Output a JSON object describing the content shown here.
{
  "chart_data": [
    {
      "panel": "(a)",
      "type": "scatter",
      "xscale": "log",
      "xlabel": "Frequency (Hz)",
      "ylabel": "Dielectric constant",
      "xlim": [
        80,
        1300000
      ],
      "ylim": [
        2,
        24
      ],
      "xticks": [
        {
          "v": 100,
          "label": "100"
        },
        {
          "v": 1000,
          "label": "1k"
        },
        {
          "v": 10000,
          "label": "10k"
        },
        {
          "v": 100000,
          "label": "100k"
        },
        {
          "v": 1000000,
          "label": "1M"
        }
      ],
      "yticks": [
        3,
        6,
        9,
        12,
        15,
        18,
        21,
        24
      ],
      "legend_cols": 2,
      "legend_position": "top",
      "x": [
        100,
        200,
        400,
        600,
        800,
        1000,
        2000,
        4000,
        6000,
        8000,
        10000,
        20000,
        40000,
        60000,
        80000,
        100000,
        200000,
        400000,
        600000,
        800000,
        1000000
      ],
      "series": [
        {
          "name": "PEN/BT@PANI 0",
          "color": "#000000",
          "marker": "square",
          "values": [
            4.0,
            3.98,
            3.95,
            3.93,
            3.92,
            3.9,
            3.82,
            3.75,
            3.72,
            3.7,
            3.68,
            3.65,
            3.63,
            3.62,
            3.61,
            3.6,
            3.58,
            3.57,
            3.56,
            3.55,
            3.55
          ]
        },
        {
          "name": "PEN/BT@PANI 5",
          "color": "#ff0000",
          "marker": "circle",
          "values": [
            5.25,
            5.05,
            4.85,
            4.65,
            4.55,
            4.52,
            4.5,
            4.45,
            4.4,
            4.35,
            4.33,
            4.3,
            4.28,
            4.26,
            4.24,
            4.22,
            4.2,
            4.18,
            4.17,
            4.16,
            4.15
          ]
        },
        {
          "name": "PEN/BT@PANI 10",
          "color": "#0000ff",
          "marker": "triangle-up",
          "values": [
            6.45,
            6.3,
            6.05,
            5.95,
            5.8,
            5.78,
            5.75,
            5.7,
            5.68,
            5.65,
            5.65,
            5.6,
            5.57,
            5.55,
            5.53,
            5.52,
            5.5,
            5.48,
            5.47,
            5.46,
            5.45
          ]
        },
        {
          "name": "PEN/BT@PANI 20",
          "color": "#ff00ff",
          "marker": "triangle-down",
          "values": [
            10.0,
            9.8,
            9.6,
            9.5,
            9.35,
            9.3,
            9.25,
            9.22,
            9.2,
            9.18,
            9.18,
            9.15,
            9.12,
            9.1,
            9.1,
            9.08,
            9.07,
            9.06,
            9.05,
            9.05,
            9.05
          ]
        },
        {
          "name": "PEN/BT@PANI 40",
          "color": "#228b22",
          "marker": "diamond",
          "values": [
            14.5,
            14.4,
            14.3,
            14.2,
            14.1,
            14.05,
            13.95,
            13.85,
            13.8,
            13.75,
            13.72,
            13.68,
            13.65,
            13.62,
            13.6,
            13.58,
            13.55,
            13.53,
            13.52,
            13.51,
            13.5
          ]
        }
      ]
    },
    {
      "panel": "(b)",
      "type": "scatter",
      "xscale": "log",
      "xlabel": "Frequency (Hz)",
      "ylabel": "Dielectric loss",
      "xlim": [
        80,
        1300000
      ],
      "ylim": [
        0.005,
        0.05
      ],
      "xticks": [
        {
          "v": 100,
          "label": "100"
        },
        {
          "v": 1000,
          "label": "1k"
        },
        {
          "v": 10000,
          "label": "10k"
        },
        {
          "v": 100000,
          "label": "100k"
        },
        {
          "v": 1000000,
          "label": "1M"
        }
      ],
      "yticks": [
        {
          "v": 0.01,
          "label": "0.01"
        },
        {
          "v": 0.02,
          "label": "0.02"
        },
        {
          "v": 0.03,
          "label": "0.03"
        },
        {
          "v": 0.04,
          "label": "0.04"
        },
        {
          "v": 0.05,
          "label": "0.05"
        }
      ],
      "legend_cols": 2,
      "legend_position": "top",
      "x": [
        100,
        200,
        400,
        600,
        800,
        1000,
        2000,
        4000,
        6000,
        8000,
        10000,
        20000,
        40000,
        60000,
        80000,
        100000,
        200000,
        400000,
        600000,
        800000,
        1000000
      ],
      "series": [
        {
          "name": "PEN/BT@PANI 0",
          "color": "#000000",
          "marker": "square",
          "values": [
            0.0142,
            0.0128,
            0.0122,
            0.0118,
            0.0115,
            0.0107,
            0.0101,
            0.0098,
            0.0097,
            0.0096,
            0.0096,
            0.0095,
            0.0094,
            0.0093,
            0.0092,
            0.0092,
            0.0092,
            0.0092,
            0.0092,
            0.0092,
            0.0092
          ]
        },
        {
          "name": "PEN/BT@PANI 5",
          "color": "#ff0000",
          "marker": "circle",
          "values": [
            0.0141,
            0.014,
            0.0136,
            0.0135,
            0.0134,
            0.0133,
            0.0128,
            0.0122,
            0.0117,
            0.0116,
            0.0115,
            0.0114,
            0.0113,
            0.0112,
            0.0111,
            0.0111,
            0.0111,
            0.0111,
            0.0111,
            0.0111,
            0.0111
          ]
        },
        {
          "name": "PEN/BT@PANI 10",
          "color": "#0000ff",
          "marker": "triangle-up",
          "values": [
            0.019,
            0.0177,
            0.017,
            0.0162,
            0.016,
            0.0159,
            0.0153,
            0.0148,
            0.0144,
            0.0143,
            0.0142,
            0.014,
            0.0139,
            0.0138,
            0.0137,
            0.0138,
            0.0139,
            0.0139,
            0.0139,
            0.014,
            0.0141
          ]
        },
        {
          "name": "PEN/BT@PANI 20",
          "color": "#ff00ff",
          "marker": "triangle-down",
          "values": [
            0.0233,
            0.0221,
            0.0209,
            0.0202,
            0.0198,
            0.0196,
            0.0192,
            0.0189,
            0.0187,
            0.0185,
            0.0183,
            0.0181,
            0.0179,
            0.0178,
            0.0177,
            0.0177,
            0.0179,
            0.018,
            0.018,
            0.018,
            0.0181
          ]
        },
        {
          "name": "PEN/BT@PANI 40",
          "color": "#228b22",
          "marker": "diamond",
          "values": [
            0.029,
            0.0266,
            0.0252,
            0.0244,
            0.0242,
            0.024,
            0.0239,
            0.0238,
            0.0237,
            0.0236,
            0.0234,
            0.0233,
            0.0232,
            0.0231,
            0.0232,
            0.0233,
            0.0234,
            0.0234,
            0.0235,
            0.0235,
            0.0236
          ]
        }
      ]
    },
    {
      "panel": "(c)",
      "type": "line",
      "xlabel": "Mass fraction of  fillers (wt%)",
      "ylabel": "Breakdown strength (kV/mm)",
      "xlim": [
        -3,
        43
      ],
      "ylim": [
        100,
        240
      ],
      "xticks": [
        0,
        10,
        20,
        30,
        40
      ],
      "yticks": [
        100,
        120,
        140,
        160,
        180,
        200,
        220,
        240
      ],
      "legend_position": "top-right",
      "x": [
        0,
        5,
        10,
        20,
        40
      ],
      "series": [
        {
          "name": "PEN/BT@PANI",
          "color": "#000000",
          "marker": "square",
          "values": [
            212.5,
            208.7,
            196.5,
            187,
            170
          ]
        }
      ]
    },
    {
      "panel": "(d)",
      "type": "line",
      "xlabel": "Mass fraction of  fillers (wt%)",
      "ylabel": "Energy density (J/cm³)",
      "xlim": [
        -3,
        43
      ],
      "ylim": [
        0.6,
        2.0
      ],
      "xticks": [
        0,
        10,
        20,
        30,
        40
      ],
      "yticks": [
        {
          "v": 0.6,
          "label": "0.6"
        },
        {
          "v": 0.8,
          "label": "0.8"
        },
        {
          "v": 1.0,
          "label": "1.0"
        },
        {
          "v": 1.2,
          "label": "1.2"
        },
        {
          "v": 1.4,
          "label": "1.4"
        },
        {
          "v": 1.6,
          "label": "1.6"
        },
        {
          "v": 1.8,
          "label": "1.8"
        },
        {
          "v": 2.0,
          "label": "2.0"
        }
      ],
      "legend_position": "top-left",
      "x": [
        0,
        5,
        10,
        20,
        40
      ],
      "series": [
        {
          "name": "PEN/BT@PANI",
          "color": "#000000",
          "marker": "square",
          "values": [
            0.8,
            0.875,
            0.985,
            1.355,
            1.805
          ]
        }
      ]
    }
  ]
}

::::

Your task is to gather every line with the word "ylabel" and copy it.

ANSWER TO THIS TASK:
      "ylabel": "Dielectric constant",
      "ylabel": "Dielectric loss",
      "ylabel": "Breakdown strength (kV/mm)",
      "ylabel": "Energy density (J/cm³)",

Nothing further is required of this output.